======== Records to process
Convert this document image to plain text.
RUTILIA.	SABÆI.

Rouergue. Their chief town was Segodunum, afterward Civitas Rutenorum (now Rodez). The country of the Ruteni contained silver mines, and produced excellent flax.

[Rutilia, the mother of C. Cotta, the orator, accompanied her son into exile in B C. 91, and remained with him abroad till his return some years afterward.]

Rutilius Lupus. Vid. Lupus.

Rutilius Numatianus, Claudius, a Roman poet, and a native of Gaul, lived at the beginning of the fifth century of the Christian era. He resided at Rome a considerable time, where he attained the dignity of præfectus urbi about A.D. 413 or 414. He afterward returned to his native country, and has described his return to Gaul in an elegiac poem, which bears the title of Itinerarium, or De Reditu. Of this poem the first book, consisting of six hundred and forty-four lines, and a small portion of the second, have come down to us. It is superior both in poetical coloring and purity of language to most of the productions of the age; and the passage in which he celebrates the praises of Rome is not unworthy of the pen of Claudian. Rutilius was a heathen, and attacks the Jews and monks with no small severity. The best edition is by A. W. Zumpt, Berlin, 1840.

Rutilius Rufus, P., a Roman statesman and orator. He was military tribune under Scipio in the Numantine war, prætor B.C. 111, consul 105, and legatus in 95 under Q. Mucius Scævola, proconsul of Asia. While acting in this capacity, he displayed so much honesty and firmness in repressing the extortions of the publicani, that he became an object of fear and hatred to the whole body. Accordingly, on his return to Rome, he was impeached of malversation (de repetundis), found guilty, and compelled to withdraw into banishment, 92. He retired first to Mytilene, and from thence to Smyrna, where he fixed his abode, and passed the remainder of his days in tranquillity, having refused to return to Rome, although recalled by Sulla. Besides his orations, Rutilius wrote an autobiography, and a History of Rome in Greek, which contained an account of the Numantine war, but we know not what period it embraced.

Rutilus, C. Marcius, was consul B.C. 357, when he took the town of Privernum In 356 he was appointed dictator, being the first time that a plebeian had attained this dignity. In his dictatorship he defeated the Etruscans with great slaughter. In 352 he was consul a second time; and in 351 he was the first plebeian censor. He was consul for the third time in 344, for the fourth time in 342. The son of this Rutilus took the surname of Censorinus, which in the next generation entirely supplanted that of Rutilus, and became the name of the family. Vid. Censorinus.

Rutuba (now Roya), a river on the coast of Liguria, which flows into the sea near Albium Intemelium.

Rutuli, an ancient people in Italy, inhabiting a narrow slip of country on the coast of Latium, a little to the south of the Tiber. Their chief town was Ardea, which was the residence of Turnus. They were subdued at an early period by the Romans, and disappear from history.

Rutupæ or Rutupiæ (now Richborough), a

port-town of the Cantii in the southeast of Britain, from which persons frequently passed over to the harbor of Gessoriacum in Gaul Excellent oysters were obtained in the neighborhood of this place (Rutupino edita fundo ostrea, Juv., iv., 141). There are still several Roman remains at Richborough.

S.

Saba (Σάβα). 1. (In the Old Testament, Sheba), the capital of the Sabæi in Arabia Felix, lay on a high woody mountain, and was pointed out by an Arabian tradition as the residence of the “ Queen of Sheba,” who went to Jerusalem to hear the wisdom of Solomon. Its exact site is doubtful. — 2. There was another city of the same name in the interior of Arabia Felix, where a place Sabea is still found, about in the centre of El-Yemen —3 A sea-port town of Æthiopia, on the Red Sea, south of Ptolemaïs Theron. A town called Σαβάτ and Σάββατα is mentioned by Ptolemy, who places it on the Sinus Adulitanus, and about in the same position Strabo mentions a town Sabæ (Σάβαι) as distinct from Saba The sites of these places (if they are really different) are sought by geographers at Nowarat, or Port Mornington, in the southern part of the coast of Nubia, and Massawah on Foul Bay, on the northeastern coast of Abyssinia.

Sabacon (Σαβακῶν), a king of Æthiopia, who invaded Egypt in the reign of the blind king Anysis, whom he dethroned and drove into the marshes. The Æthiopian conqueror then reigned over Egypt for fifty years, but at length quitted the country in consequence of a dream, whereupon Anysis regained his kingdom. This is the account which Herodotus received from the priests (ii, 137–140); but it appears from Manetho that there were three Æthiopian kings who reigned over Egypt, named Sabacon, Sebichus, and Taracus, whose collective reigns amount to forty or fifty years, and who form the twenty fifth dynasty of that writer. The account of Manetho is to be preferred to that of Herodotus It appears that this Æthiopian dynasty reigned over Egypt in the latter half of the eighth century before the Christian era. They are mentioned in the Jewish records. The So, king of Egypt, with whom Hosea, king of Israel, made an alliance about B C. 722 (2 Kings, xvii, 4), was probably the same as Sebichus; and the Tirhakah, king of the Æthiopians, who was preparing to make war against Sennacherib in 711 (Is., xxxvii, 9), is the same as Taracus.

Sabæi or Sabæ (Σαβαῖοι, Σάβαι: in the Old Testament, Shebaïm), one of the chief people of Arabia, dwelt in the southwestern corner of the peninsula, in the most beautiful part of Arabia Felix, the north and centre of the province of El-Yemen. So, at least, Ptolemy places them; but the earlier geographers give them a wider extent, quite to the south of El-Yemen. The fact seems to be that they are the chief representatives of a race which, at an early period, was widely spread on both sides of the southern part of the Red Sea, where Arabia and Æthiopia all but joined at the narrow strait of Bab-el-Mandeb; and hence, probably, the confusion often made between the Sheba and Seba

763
================
What needs to be done: Identify the lines that contain the string "Richborough", and copy every one of them.

Complete response:
Rutupæ or Rutupiæ (now Richborough), a
port-town of the Cantii in the southeast of Britain, from which persons frequently passed over to the harbor of Gessoriacum in Gaul Excellent oysters were obtained in the neighborhood of this place (Rutupino edita fundo ostrea, Juv., iv., 141). There are still several Roman remains at Richborough.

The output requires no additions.